-- Start INFORMATION SHOWN --
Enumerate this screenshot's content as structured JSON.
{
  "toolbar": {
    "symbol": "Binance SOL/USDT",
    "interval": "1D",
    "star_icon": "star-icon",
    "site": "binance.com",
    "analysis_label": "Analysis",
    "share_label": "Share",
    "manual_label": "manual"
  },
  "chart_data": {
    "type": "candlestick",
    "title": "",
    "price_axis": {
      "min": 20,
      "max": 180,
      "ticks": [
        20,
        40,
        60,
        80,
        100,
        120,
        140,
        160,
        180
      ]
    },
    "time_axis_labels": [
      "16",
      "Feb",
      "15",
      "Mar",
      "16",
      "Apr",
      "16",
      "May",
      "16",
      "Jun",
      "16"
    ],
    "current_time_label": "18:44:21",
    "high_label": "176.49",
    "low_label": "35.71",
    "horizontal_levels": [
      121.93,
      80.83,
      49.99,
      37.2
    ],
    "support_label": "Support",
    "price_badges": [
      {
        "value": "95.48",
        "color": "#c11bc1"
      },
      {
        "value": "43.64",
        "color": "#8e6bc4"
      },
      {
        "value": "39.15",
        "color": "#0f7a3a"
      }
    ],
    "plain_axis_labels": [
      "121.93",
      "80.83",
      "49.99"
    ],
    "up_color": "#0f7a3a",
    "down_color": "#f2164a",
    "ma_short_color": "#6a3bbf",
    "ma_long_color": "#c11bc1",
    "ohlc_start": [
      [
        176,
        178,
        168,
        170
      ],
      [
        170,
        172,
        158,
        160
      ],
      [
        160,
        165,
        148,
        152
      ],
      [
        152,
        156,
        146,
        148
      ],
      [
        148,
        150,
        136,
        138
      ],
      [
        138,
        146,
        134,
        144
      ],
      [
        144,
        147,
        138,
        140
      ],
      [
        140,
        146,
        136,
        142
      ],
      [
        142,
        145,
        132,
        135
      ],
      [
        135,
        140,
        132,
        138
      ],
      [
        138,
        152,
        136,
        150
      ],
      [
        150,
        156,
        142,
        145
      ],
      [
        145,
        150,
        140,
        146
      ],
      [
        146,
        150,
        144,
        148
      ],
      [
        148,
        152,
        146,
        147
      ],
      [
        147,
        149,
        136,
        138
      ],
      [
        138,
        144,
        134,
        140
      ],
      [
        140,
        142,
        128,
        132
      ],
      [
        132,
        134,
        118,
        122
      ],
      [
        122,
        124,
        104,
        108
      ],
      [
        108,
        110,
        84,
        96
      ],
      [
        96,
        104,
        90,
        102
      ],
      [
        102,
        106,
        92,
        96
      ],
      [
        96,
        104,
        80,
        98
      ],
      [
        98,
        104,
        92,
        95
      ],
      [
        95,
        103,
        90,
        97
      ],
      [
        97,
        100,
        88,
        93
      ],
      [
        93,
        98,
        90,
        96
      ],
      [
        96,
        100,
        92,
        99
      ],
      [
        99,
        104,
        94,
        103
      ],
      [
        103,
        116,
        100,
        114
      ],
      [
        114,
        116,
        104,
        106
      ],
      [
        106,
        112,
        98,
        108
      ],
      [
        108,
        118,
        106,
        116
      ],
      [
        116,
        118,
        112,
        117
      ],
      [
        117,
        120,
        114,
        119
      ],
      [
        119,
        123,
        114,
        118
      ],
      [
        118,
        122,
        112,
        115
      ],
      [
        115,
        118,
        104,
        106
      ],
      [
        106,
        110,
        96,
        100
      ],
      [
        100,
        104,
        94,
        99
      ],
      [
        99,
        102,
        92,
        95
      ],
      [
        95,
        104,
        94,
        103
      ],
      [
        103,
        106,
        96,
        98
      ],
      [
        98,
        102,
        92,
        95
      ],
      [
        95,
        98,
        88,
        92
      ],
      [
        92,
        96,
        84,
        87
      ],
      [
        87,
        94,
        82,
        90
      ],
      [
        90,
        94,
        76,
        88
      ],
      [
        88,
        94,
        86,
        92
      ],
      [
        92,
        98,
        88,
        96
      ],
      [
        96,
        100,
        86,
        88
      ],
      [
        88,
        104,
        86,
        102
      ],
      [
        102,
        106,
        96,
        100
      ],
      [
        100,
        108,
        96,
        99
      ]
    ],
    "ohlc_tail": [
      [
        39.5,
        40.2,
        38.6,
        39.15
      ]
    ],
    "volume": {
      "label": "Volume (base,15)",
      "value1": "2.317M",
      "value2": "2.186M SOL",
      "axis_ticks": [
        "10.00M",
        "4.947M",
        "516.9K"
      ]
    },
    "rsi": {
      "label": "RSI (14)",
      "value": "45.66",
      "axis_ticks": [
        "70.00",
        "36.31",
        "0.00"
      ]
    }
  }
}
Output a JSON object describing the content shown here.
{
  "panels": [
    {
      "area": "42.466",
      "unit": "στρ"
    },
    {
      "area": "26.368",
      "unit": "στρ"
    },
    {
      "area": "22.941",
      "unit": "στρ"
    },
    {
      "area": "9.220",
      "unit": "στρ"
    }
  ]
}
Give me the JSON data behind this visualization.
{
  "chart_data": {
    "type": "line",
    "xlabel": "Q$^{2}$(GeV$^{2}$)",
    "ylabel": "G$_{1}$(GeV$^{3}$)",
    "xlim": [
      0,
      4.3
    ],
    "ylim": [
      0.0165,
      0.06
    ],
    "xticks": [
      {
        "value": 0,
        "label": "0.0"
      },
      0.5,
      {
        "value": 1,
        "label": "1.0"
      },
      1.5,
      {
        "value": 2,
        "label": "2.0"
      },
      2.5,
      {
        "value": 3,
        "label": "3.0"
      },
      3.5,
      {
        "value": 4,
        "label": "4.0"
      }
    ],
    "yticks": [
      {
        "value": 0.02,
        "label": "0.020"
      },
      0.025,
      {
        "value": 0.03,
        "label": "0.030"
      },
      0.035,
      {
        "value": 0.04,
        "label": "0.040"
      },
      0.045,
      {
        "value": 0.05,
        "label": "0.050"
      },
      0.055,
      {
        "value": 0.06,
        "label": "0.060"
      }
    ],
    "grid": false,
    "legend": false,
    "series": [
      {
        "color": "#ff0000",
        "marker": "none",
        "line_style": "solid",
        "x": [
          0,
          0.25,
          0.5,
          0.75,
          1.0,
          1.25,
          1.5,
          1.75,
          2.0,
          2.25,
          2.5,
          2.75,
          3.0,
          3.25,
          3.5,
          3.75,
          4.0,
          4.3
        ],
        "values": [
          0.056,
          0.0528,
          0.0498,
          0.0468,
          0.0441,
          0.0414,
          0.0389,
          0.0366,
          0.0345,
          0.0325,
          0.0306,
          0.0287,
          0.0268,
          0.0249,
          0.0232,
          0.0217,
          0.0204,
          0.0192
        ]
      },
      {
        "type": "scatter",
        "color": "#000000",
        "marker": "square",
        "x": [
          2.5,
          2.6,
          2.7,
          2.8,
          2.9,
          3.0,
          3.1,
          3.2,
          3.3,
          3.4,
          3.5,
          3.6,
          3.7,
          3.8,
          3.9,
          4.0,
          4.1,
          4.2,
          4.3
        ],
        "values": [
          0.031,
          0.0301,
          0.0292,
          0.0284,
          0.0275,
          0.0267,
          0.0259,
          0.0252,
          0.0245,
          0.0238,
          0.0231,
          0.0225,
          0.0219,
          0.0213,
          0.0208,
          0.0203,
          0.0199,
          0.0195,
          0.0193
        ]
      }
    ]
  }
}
-- End INFORMATION SHOWN --
EXERCISE
Extract every record. Keep wording exact.

FINAL RESULT
Enumerate this screenshot's content as structured JSON.
{
  "toolbar": {
    "symbol": "Binance SOL/USDT",
    "interval": "1D",
    "star_icon": "star-icon",
    "site": "binance.com",
    "analysis_label": "Analysis",
    "share_label": "Share",
    "manual_label": "manual"
  },
  "chart_data": {
    "type": "candlestick",
    "title": "",
    "price_axis": {
      "min": 20,
      "max": 180,
      "ticks": [
        20,
        40,
        60,
        80,
        100,
        120,
        140,
        160,
        180
      ]
    },
    "time_axis_labels": [
      "16",
      "Feb",
      "15",
      "Mar",
      "16",
      "Apr",
      "16",
      "May",
      "16",
      "Jun",
      "16"
    ],
    "current_time_label": "18:44:21",
    "high_label": "176.49",
    "low_label": "35.71",
    "horizontal_levels": [
      121.93,
      80.83,
      49.99,
      37.2
    ],
    "support_label": "Support",
    "price_badges": [
      {
        "value": "95.48",
        "color": "#c11bc1"
      },
      {
        "value": "43.64",
        "color": "#8e6bc4"
      },
      {
        "value": "39.15",
        "color": "#0f7a3a"
      }
    ],
    "plain_axis_labels": [
      "121.93",
      "80.83",
      "49.99"
    ],
    "up_color": "#0f7a3a",
    "down_color": "#f2164a",
    "ma_short_color": "#6a3bbf",
    "ma_long_color": "#c11bc1",
    "ohlc_start": [
      [
        176,
        178,
        168,
        170
      ],
      [
        170,
        172,
        158,
        160
      ],
      [
        160,
        165,
        148,
        152
      ],
      [
        152,
        156,
        146,
        148
      ],
      [
        148,
        150,
        136,
        138
      ],
      [
        138,
        146,
        134,
        144
      ],
      [
        144,
        147,
        138,
        140
      ],
      [
        140,
        146,
        136,
        142
      ],
      [
        142,
        145,
        132,
        135
      ],
      [
        135,
        140,
        132,
        138
      ],
      [
        138,
        152,
        136,
        150
      ],
      [
        150,
        156,
        142,
        145
      ],
      [
        145,
        150,
        140,
        146
      ],
      [
        146,
        150,
        144,
        148
      ],
      [
        148,
        152,
        146,
        147
      ],
      [
        147,
        149,
        136,
        138
      ],
      [
        138,
        144,
        134,
        140
      ],
      [
        140,
        142,
        128,
        132
      ],
      [
        132,
        134,
        118,
        122
      ],
      [
        122,
        124,
        104,
        108
      ],
      [
        108,
        110,
        84,
        96
      ],
      [
        96,
        104,
        90,
        102
      ],
      [
        102,
        106,
        92,
        96
      ],
      [
        96,
        104,
        80,
        98
      ],
      [
        98,
        104,
        92,
        95
      ],
      [
        95,
        103,
        90,
        97
      ],
      [
        97,
        100,
        88,
        93
      ],
      [
        93,
        98,
        90,
        96
      ],
      [
        96,
        100,
        92,
        99
      ],
      [
        99,
        104,
        94,
        103
      ],
      [
        103,
        116,
        100,
        114
      ],
      [
        114,
        116,
        104,
        106
      ],
      [
        106,
        112,
        98,
        108
      ],
      [
        108,
        118,
        106,
        116
      ],
      [
        116,
        118,
        112,
        117
      ],
      [
        117,
        120,
        114,
        119
      ],
      [
        119,
        123,
        114,
        118
      ],
      [
        118,
        122,
        112,
        115
      ],
      [
        115,
        118,
        104,
        106
      ],
      [
        106,
        110,
        96,
        100
      ],
      [
        100,
        104,
        94,
        99
      ],
      [
        99,
        102,
        92,
        95
      ],
      [
        95,
        104,
        94,
        103
      ],
      [
        103,
        106,
        96,
        98
      ],
      [
        98,
        102,
        92,
        95
      ],
      [
        95,
        98,
        88,
        92
      ],
      [
        92,
        96,
        84,
        87
      ],
      [
        87,
        94,
        82,
        90
      ],
      [
        90,
        94,
        76,
        88
      ],
      [
        88,
        94,
        86,
        92
      ],
      [
        92,
        98,
        88,
        96
      ],
      [
        96,
        100,
        86,
        88
      ],
      [
        88,
        104,
        86,
        102
      ],
      [
        102,
        106,
        96,
        100
      ],
      [
        100,
        108,
        96,
        99
      ]
    ],
    "ohlc_tail": [
      [
        39.5,
        40.2,
        38.6,
        39.15
      ]
    ],
    "volume": {
      "label": "Volume (base,15)",
      "value1": "2.317M",
      "value2": "2.186M SOL",
      "axis_ticks": [
        "10.00M",
        "4.947M",
        "516.9K"
      ]
    },
    "rsi": {
      "label": "RSI (14)",
      "value": "45.66",
      "axis_ticks": [
        "70.00",
        "36.31",
        "0.00"
      ]
    }
  }
}
Output a JSON object describing the content shown here.
{
  "panels": [
    {
      "area": "42.466",
      "unit": "στρ"
    },
    {
      "area": "26.368",
      "unit": "στρ"
    },
    {
      "area": "22.941",
      "unit": "στρ"
    },
    {
      "area": "9.220",
      "unit": "στρ"
    }
  ]
}
Give me the JSON data behind this visualization.
{
  "chart_data": {
    "type": "line",
    "xlabel": "Q$^{2}$(GeV$^{2}$)",
    "ylabel": "G$_{1}$(GeV$^{3}$)",
    "xlim": [
      0,
      4.3
    ],
    "ylim": [
      0.0165,
      0.06
    ],
    "xticks": [
      {
        "value": 0,
        "label": "0.0"
      },
      0.5,
      {
        "value": 1,
        "label": "1.0"
      },
      1.5,
      {
        "value": 2,
        "label": "2.0"
      },
      2.5,
      {
        "value": 3,
        "label": "3.0"
      },
      3.5,
      {
        "value": 4,
        "label": "4.0"
      }
    ],
    "yticks": [
      {
        "value": 0.02,
        "label": "0.020"
      },
      0.025,
      {
        "value": 0.03,
        "label": "0.030"
      },
      0.035,
      {
        "value": 0.04,
        "label": "0.040"
      },
      0.045,
      {
        "value": 0.05,
        "label": "0.050"
      },
      0.055,
      {
        "value": 0.06,
        "label": "0.060"
      }
    ],
    "grid": false,
    "legend": false,
    "series": [
      {
        "color": "#ff0000",
        "marker": "none",
        "line_style": "solid",
        "x": [
          0,
          0.25,
          0.5,
          0.75,
          1.0,
          1.25,
          1.5,
          1.75,
          2.0,
          2.25,
          2.5,
          2.75,
          3.0,
          3.25,
          3.5,
          3.75,
          4.0,
          4.3
        ],
        "values": [
          0.056,
          0.0528,
          0.0498,
          0.0468,
          0.0441,
          0.0414,
          0.0389,
          0.0366,
          0.0345,
          0.0325,
          0.0306,
          0.0287,
          0.0268,
          0.0249,
          0.0232,
          0.0217,
          0.0204,
          0.0192
        ]
      },
      {
        "type": "scatter",
        "color": "#000000",
        "marker": "square",
        "x": [
          2.5,
          2.6,
          2.7,
          2.8,
          2.9,
          3.0,
          3.1,
          3.2,
          3.3,
          3.4,
          3.5,
          3.6,
          3.7,
          3.8,
          3.9,
          4.0,
          4.1,
          4.2,
          4.3
        ],
        "values": [
          0.031,
          0.0301,
          0.0292,
          0.0284,
          0.0275,
          0.0267,
          0.0259,
          0.0252,
          0.0245,
          0.0238,
          0.0231,
          0.0225,
          0.0219,
          0.0213,
          0.0208,
          0.0203,
          0.0199,
          0.0195,
          0.0193
        ]
      }
    ]
  }
}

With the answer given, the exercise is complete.